Restate the full listing word for word and leave the pictures out.

* start DATA FOR THIS TASK *

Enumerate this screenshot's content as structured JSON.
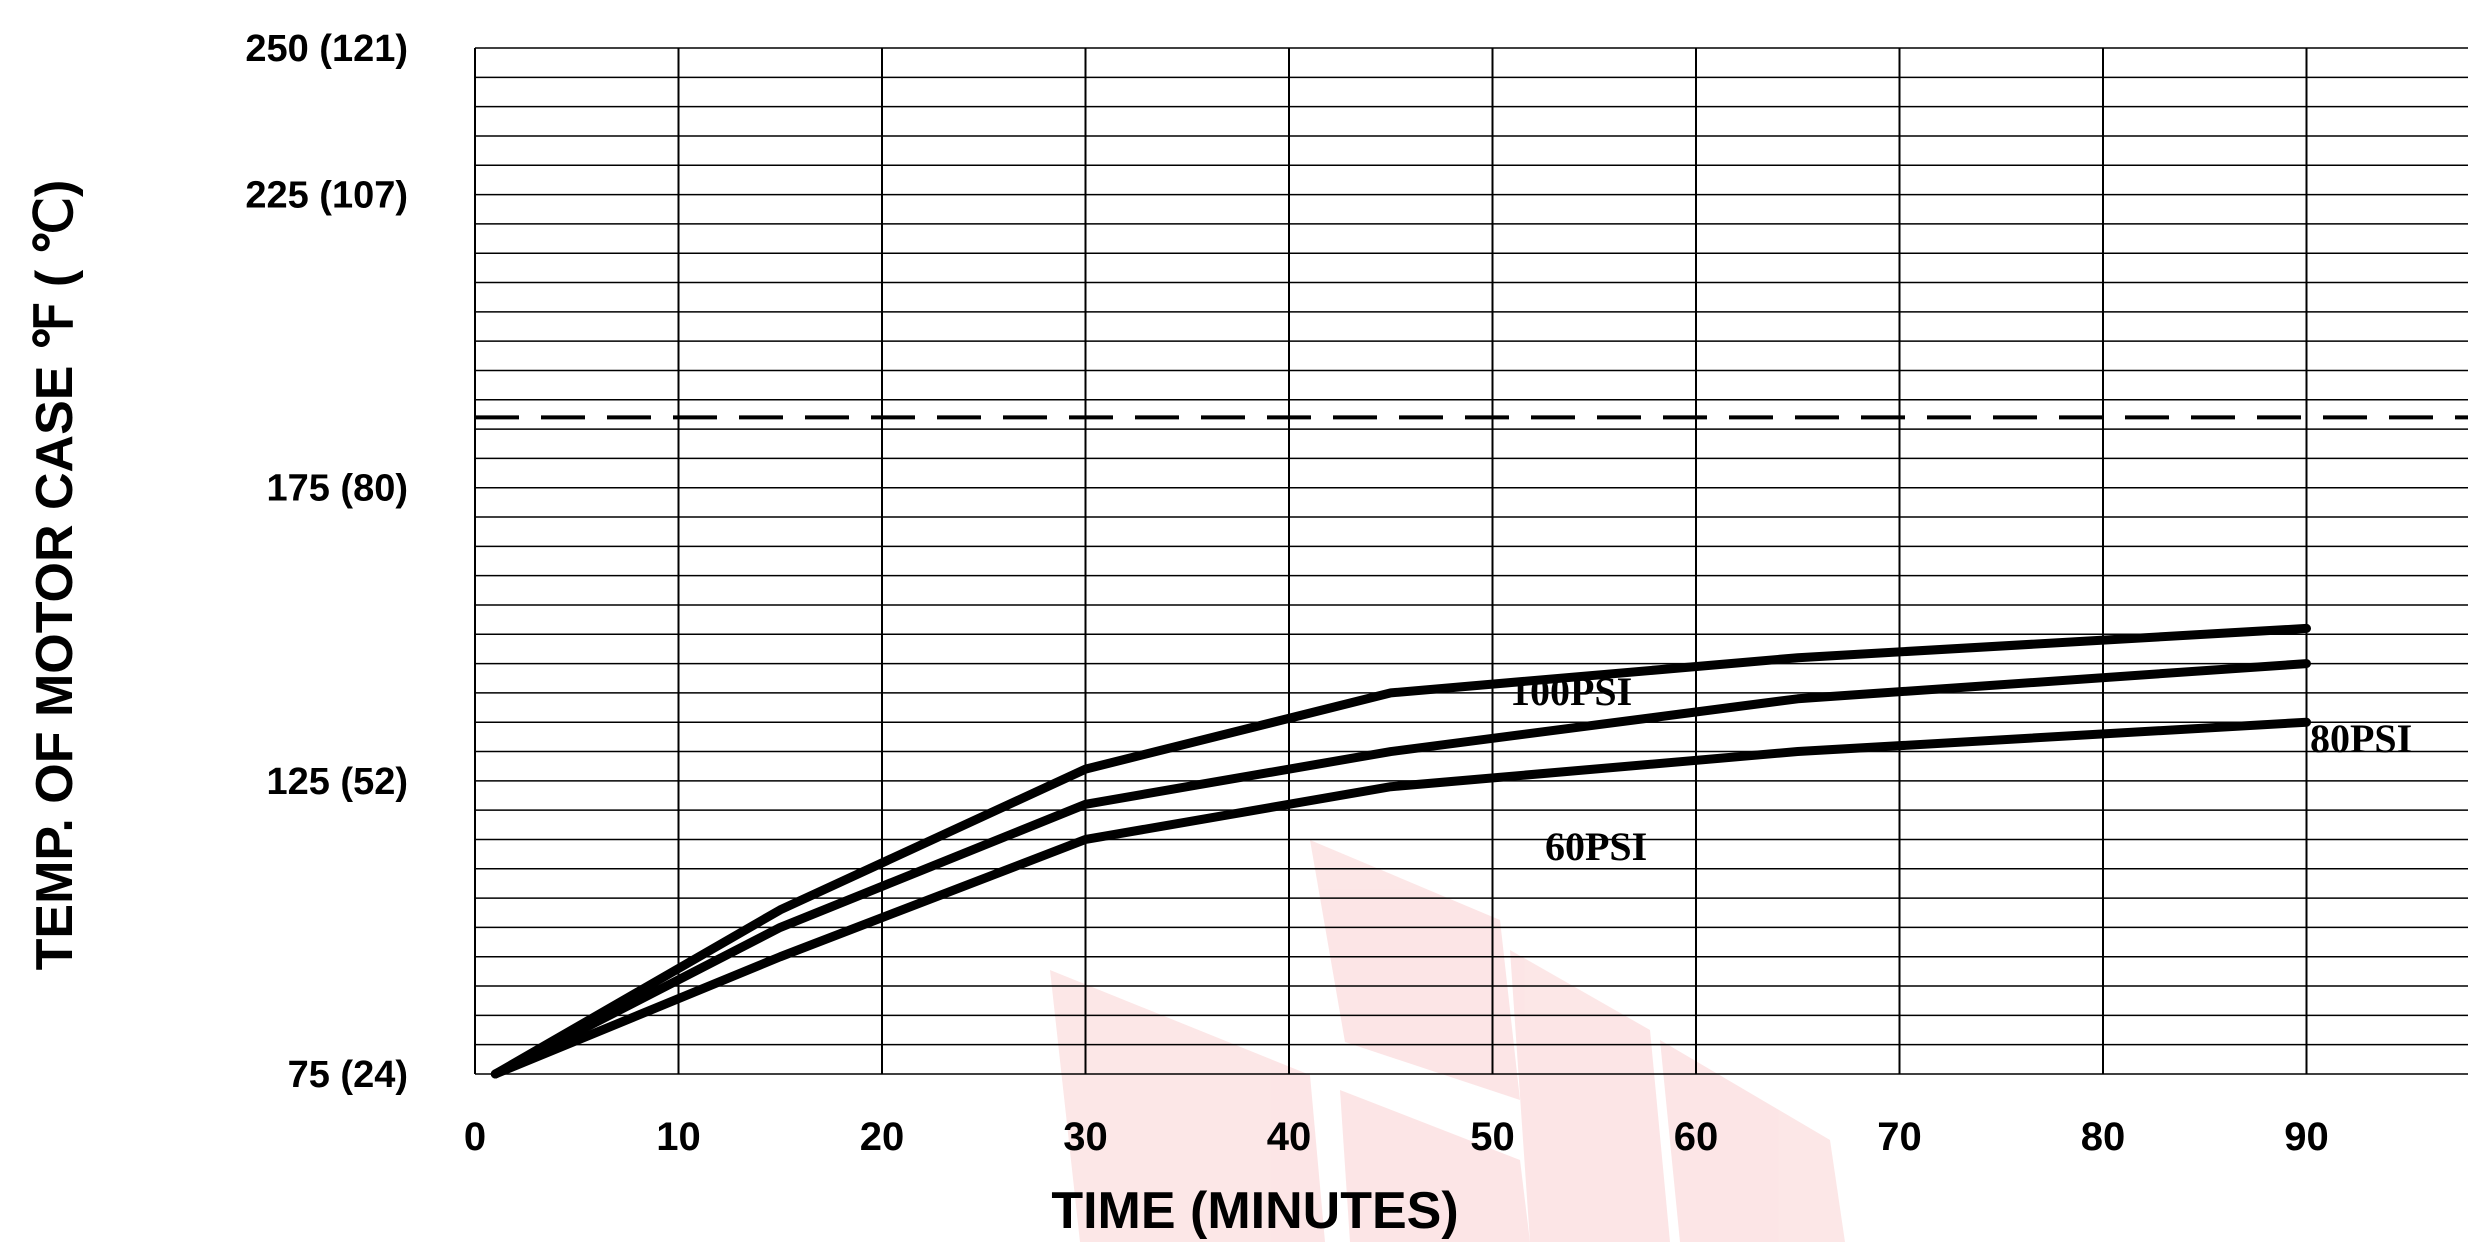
{
  "chart_data": {
    "type": "line",
    "xlabel": "TIME (MINUTES)",
    "ylabel": "TEMP. OF MOTOR CASE    ℉  (  ℃)",
    "xlim": [
      0,
      98
    ],
    "ylim": [
      75,
      250
    ],
    "x_ticks": [
      {
        "value": 0,
        "label": "0"
      },
      {
        "value": 10,
        "label": "10"
      },
      {
        "value": 20,
        "label": "20"
      },
      {
        "value": 30,
        "label": "30"
      },
      {
        "value": 40,
        "label": "40"
      },
      {
        "value": 50,
        "label": "50"
      },
      {
        "value": 60,
        "label": "60"
      },
      {
        "value": 70,
        "label": "70"
      },
      {
        "value": 80,
        "label": "80"
      },
      {
        "value": 90,
        "label": "90"
      }
    ],
    "y_ticks": [
      {
        "value": 250,
        "label": "250 (121)"
      },
      {
        "value": 225,
        "label": "225 (107)"
      },
      {
        "value": 175,
        "label": "175  (80)"
      },
      {
        "value": 125,
        "label": "125  (52)"
      },
      {
        "value": 75,
        "label": "75  (24)"
      }
    ],
    "grid": true,
    "y_minor_step": 5,
    "limit_line": {
      "y": 187,
      "style": "dashed"
    },
    "series": [
      {
        "name": "100PSI",
        "x": [
          1,
          15,
          30,
          45,
          65,
          90
        ],
        "y": [
          75,
          103,
          127,
          140,
          146,
          151
        ]
      },
      {
        "name": "80PSI",
        "x": [
          1,
          15,
          30,
          45,
          65,
          90
        ],
        "y": [
          75,
          100,
          121,
          130,
          139,
          145
        ]
      },
      {
        "name": "60PSI",
        "x": [
          1,
          15,
          30,
          45,
          65,
          90
        ],
        "y": [
          75,
          95,
          115,
          124,
          130,
          135
        ]
      }
    ]
  }
}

* end DATA FOR THIS TASK *

== EXERCISE RESPONSE ==
Enumerate this screenshot's content as structured JSON.
{
  "chart_data": {
    "type": "line",
    "xlabel": "TIME (MINUTES)",
    "ylabel": "TEMP. OF MOTOR CASE    ℉  (  ℃)",
    "xlim": [
      0,
      98
    ],
    "ylim": [
      75,
      250
    ],
    "x_ticks": [
      {
        "value": 0,
        "label": "0"
      },
      {
        "value": 10,
        "label": "10"
      },
      {
        "value": 20,
        "label": "20"
      },
      {
        "value": 30,
        "label": "30"
      },
      {
        "value": 40,
        "label": "40"
      },
      {
        "value": 50,
        "label": "50"
      },
      {
        "value": 60,
        "label": "60"
      },
      {
        "value": 70,
        "label": "70"
      },
      {
        "value": 80,
        "label": "80"
      },
      {
        "value": 90,
        "label": "90"
      }
    ],
    "y_ticks": [
      {
        "value": 250,
        "label": "250 (121)"
      },
      {
        "value": 225,
        "label": "225 (107)"
      },
      {
        "value": 175,
        "label": "175  (80)"
      },
      {
        "value": 125,
        "label": "125  (52)"
      },
      {
        "value": 75,
        "label": "75  (24)"
      }
    ],
    "grid": true,
    "y_minor_step": 5,
    "limit_line": {
      "y": 187,
      "style": "dashed"
    },
    "series": [
      {
        "name": "100PSI",
        "x": [
          1,
          15,
          30,
          45,
          65,
          90
        ],
        "y": [
          75,
          103,
          127,
          140,
          146,
          151
        ]
      },
      {
        "name": "80PSI",
        "x": [
          1,
          15,
          30,
          45,
          65,
          90
        ],
        "y": [
          75,
          100,
          121,
          130,
          139,
          145
        ]
      },
      {
        "name": "60PSI",
        "x": [
          1,
          15,
          30,
          45,
          65,
          90
        ],
        "y": [
          75,
          95,
          115,
          124,
          130,
          135
        ]
      }
    ]
  }
}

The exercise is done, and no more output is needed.